_Problem description_:
Track down every line below that holds "html" and copy it.

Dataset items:
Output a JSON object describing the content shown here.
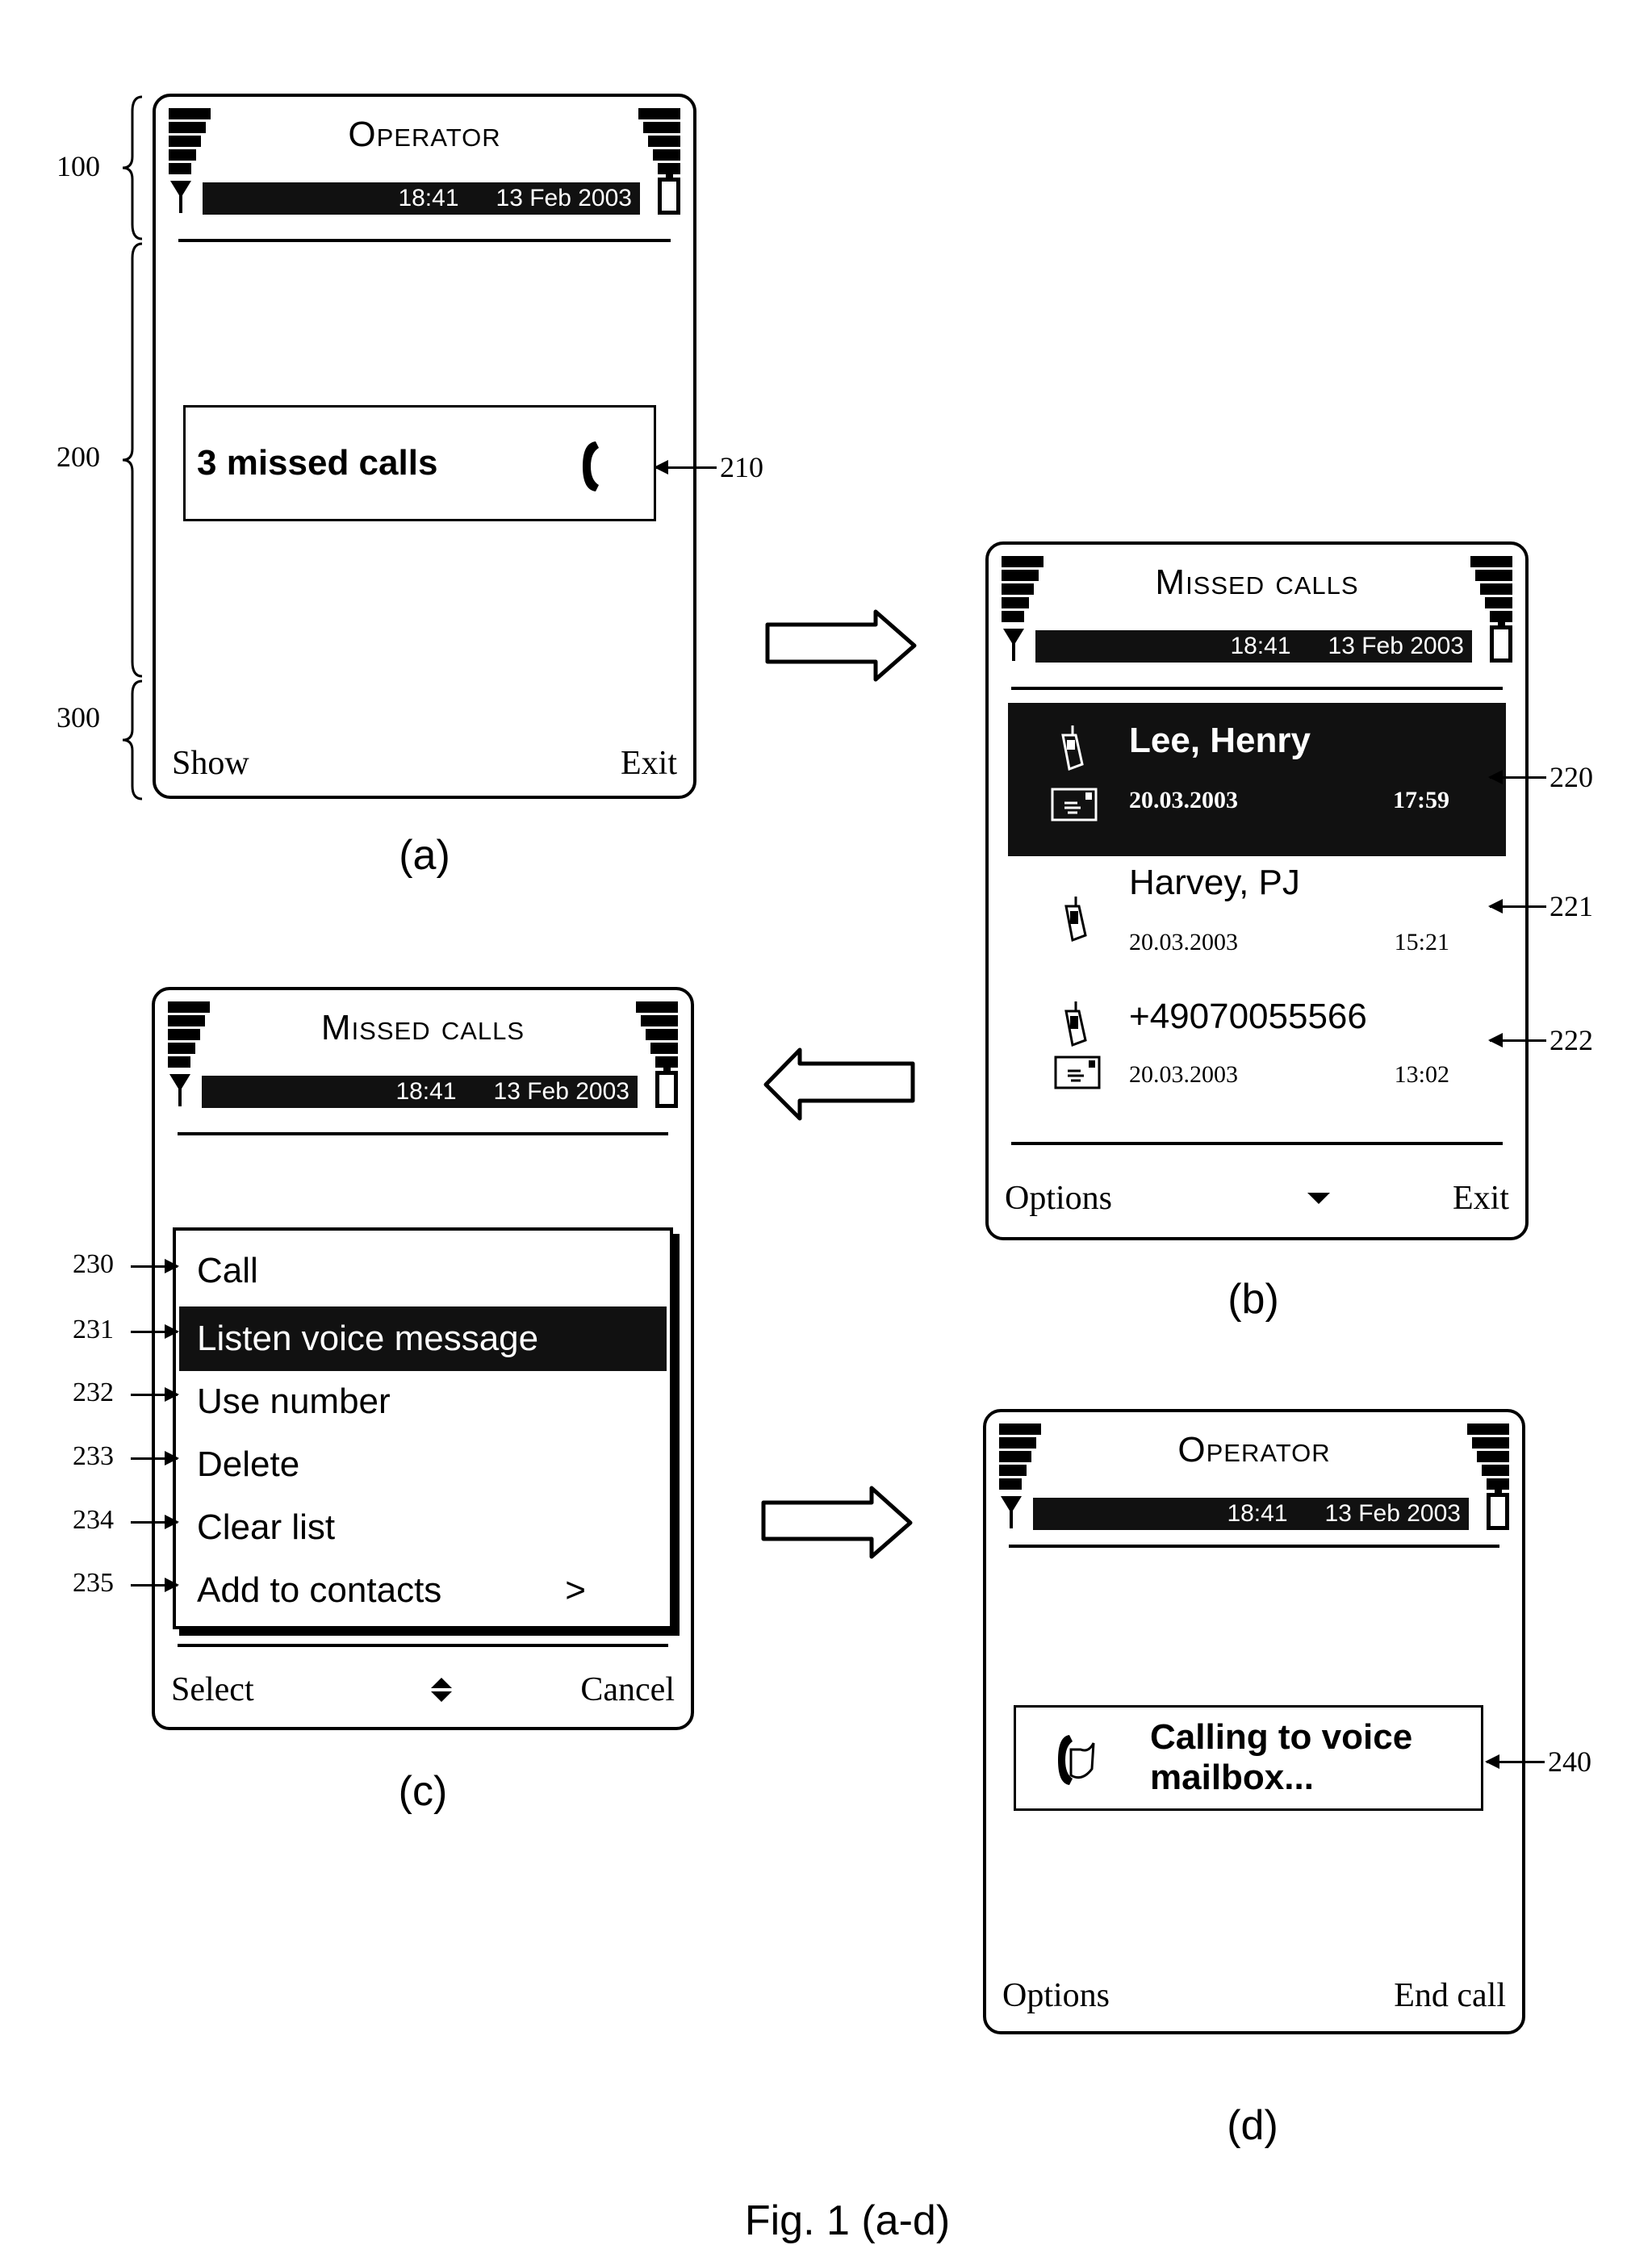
{
  "figure_caption": "Fig. 1 (a-d)",
  "status": {
    "time": "18:41",
    "date": "13 Feb 2003"
  },
  "left_refs": {
    "header": "100",
    "content": "200",
    "softkeys": "300"
  },
  "panel_a": {
    "label": "(a)",
    "title": "Operator",
    "note": {
      "text": "3 missed calls",
      "icon": "phone-handset-icon",
      "ref": "210"
    },
    "softkeys": {
      "left": "Show",
      "right": "Exit"
    }
  },
  "panel_b": {
    "label": "(b)",
    "title": "Missed calls",
    "items": [
      {
        "name": "Lee, Henry",
        "date": "20.03.2003",
        "time": "17:59",
        "icons": [
          "mobile-phone-icon",
          "voice-message-icon"
        ],
        "selected": true,
        "ref": "220"
      },
      {
        "name": "Harvey, PJ",
        "date": "20.03.2003",
        "time": "15:21",
        "icons": [
          "mobile-phone-icon"
        ],
        "selected": false,
        "ref": "221"
      },
      {
        "name": "+49070055566",
        "date": "20.03.2003",
        "time": "13:02",
        "icons": [
          "mobile-phone-icon",
          "voice-message-icon"
        ],
        "selected": false,
        "ref": "222"
      }
    ],
    "softkeys": {
      "left": "Options",
      "center_icon": "scroll-down-icon",
      "right": "Exit"
    }
  },
  "panel_c": {
    "label": "(c)",
    "title": "Missed calls",
    "menu": [
      {
        "label": "Call",
        "ref": "230",
        "selected": false,
        "submenu": ""
      },
      {
        "label": "Listen voice message",
        "ref": "231",
        "selected": true,
        "submenu": ""
      },
      {
        "label": "Use number",
        "ref": "232",
        "selected": false,
        "submenu": ""
      },
      {
        "label": "Delete",
        "ref": "233",
        "selected": false,
        "submenu": ""
      },
      {
        "label": "Clear list",
        "ref": "234",
        "selected": false,
        "submenu": ""
      },
      {
        "label": "Add to contacts",
        "ref": "235",
        "selected": false,
        "submenu": ">"
      }
    ],
    "softkeys": {
      "left": "Select",
      "center_icon": "scroll-up-down-icon",
      "right": "Cancel"
    }
  },
  "panel_d": {
    "label": "(d)",
    "title": "Operator",
    "note": {
      "line1": "Calling to voice",
      "line2": "mailbox...",
      "icon": "voicemail-call-icon",
      "ref": "240"
    },
    "softkeys": {
      "left": "Options",
      "right": "End call"
    }
  },
  "flow_arrows": [
    {
      "from": "a",
      "to": "b",
      "direction": "right"
    },
    {
      "from": "b",
      "to": "c",
      "direction": "left"
    },
    {
      "from": "c",
      "to": "d",
      "direction": "right"
    }
  ]
}
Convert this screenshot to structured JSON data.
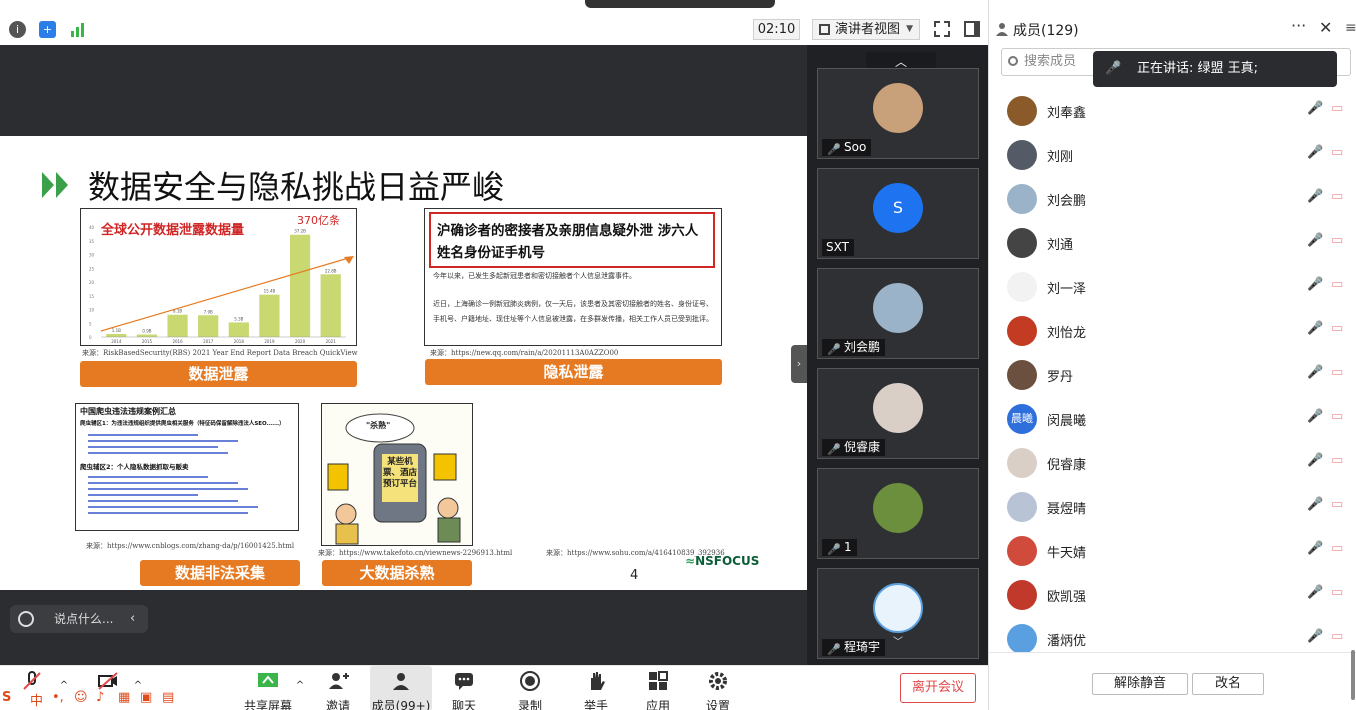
{
  "window": {
    "recording_banner": ""
  },
  "toolbar": {
    "icons": [
      "info-icon",
      "shield-icon",
      "signal-icon"
    ],
    "timer": "02:10",
    "view_mode": "演讲者视图",
    "icon_fullscreen": "fullscreen-icon",
    "icon_sidebar": "sidebar-icon"
  },
  "slide": {
    "title": "数据安全与隐私挑战日益严峻",
    "p1": {
      "chart_title": "全球公开数据泄露数据量",
      "highlight": "370亿条",
      "source": "来源：RiskBasedSecurity(RBS) 2021 Year End Report Data Breach QuickView",
      "button": "数据泄露"
    },
    "p2": {
      "headline": "沪确诊者的密接者及亲朋信息疑外泄 涉六人姓名身份证手机号",
      "line1": "今年以来，已发生多起新冠患者和密切接触者个人信息泄露事件。",
      "line2": "近日，上海确诊一例新冠肺炎病例，仅一天后，该患者及其密切接触者的姓名、身份证号、手机号、户籍地址、现住址等个人信息被泄露，在多群发传播，相关工作人员已受到批评。",
      "source": "来源：https://new.qq.com/rain/a/20201113A0AZZO00",
      "button": "隐私泄露"
    },
    "p3": {
      "heading": "中国爬虫违法违规案例汇总",
      "sub1": "爬虫辅区1：为违法违规组织提供爬虫相关服务（特征码保留解除违法人SEO......）",
      "sub2": "爬虫辅区2：个人隐私数据抓取与贩卖",
      "source": "来源：https://www.cnblogs.com/zhang-da/p/16001425.html",
      "button": "数据非法采集"
    },
    "p4": {
      "label_top": "\"杀熟\"",
      "phone_text": "某些机票、酒店预订平台",
      "source": "来源：https://www.takefoto.cn/viewnews-2296913.html",
      "button": "大数据杀熟"
    },
    "source_right": "来源：https://www.sohu.com/a/416410839_392936",
    "page_number": "4",
    "logo": "NSFOCUS"
  },
  "chart_data": {
    "type": "bar",
    "categories": [
      "2014",
      "2015",
      "2016",
      "2017",
      "2018",
      "2019",
      "2020",
      "2021"
    ],
    "values": [
      1.1,
      0.9,
      8.1,
      7.9,
      5.3,
      15.4,
      37.2,
      22.8
    ],
    "value_labels": [
      "1.1B",
      "0.9B",
      "8.1B",
      "7.9B",
      "5.3B",
      "15.4B",
      "37.2B",
      "22.8B"
    ],
    "ylim": [
      0,
      40
    ],
    "y_ticks": [
      0,
      5,
      10,
      15,
      20,
      25,
      30,
      35,
      40
    ],
    "title": "全球公开数据泄露数据量",
    "xlabel": "",
    "ylabel": "",
    "grid": false,
    "bar_color": "#c9d870",
    "trend_color": "#e77c25"
  },
  "chat": {
    "placeholder": "说点什么..."
  },
  "video_tiles": [
    {
      "name": "Soo",
      "avatar": "photo-avatar",
      "muted": true
    },
    {
      "name": "SXT",
      "avatar": "S",
      "muted": false
    },
    {
      "name": "刘会鹏",
      "avatar": "photo-avatar",
      "muted": true
    },
    {
      "name": "倪睿康",
      "avatar": "photo-avatar",
      "muted": true
    },
    {
      "name": "1",
      "avatar": "photo-avatar",
      "muted": true
    },
    {
      "name": "程琦宇",
      "avatar": "photo-avatar",
      "muted": true
    }
  ],
  "bottombar": {
    "share": "共享屏幕",
    "invite": "邀请",
    "members": "成员(99+)",
    "chat": "聊天",
    "record": "录制",
    "raise": "举手",
    "apps": "应用",
    "settings": "设置",
    "leave": "离开会议"
  },
  "ime": {
    "label": "中"
  },
  "panel": {
    "title": "成员(129)",
    "search_placeholder": "搜索成员",
    "speaking": "正在讲话: 绿盟 王真;",
    "members": [
      {
        "name": "刘奉鑫",
        "avatar_color": "#8b5a2b",
        "avatar_text": ""
      },
      {
        "name": "刘刚",
        "avatar_color": "#555b66",
        "avatar_text": ""
      },
      {
        "name": "刘会鹏",
        "avatar_color": "#9ab3c9",
        "avatar_text": ""
      },
      {
        "name": "刘通",
        "avatar_color": "#444444",
        "avatar_text": ""
      },
      {
        "name": "刘一泽",
        "avatar_color": "#f2f2f2",
        "avatar_text": ""
      },
      {
        "name": "刘怡龙",
        "avatar_color": "#c23b22",
        "avatar_text": ""
      },
      {
        "name": "罗丹",
        "avatar_color": "#6b4f3f",
        "avatar_text": ""
      },
      {
        "name": "闵晨曦",
        "avatar_color": "#2f6fdc",
        "avatar_text": "晨曦"
      },
      {
        "name": "倪睿康",
        "avatar_color": "#d9cfc7",
        "avatar_text": ""
      },
      {
        "name": "聂煜晴",
        "avatar_color": "#b8c4d6",
        "avatar_text": ""
      },
      {
        "name": "牛天婧",
        "avatar_color": "#d14b3c",
        "avatar_text": ""
      },
      {
        "name": "欧凯强",
        "avatar_color": "#c0392b",
        "avatar_text": ""
      },
      {
        "name": "潘炳优",
        "avatar_color": "#5aa0e0",
        "avatar_text": ""
      }
    ],
    "unmute_all": "解除静音",
    "rename": "改名"
  }
}
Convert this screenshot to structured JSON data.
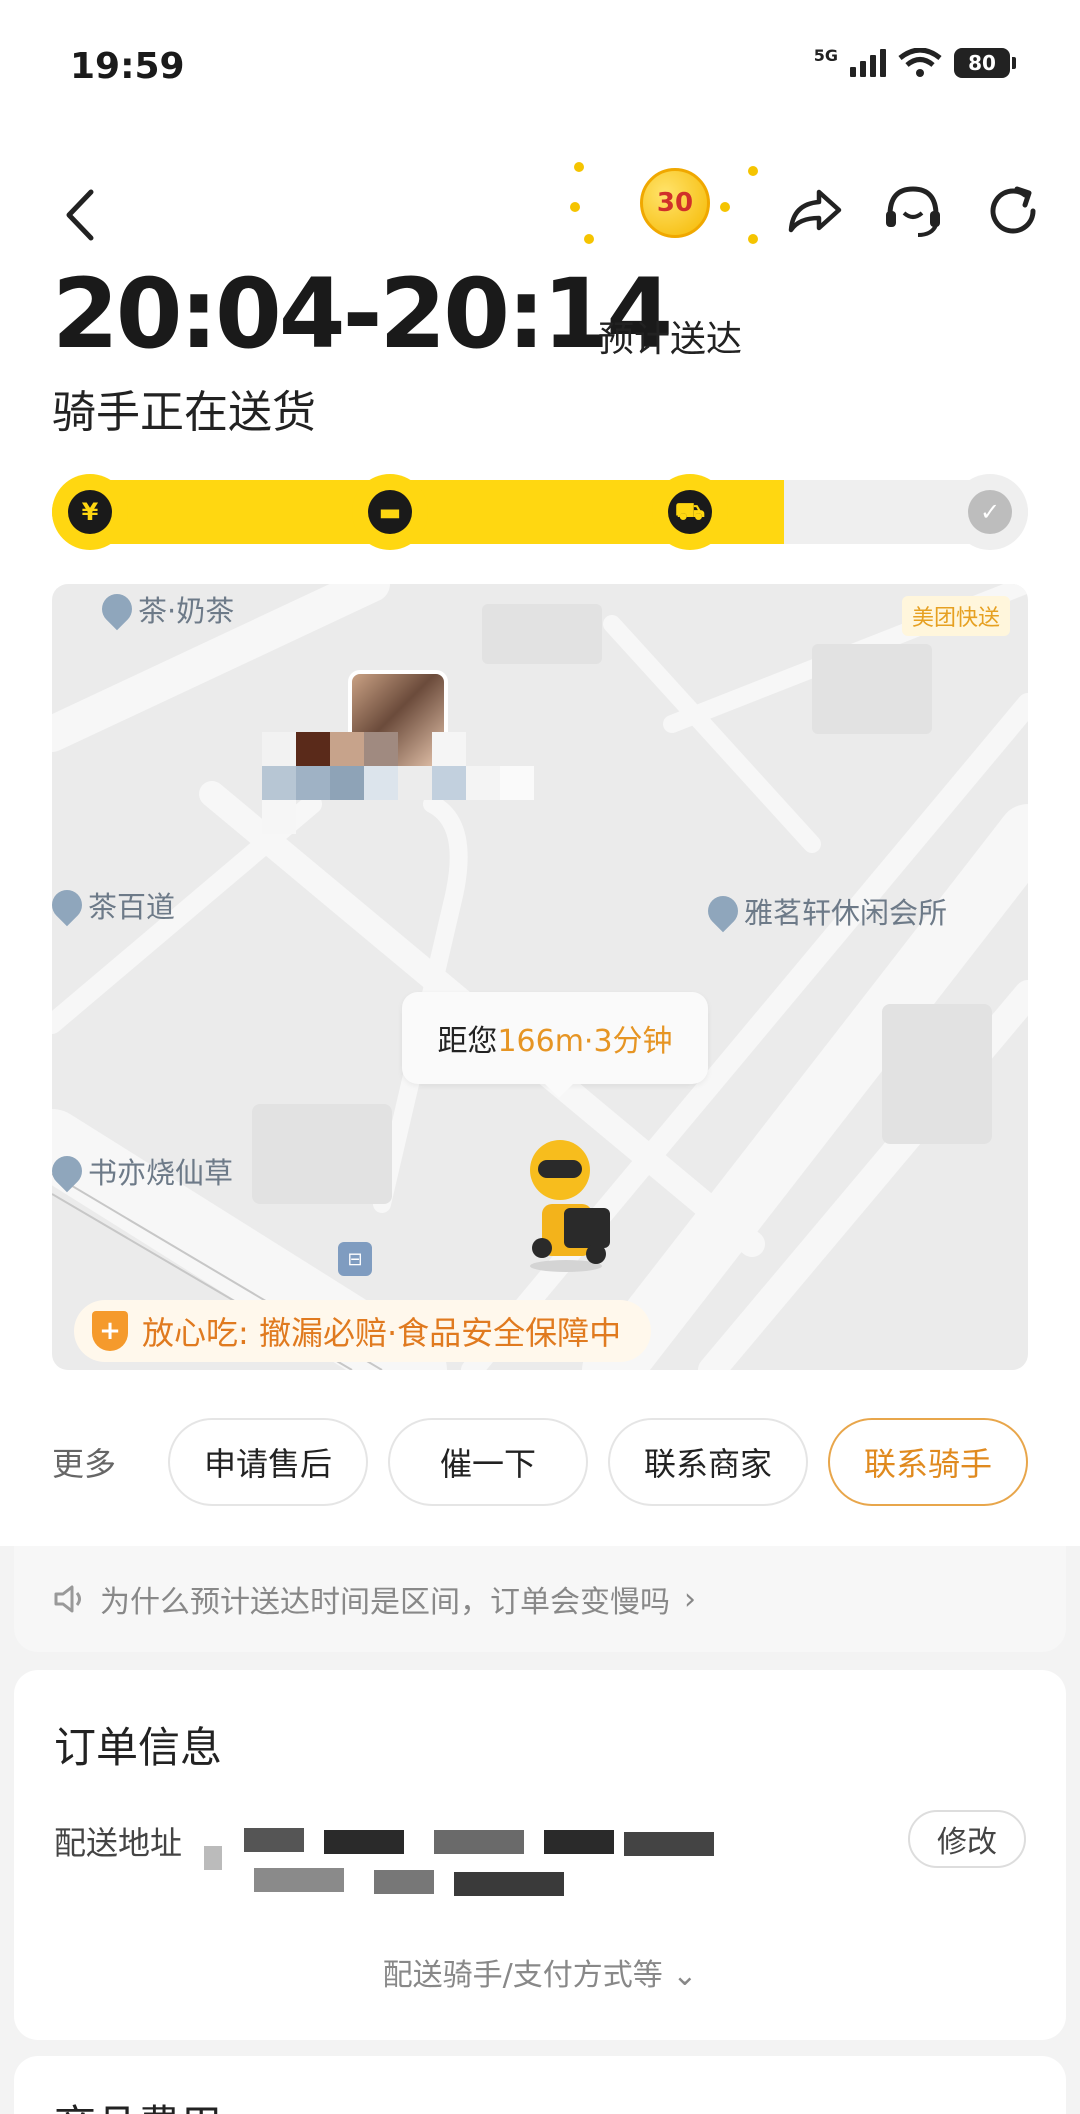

_Problem solution_:
      "source": "来源：https://www.cnblogs.com/zhang-da/p/16001425.html",
      "source": "来源：https://www.takefoto.cn/viewnews-2296913.html",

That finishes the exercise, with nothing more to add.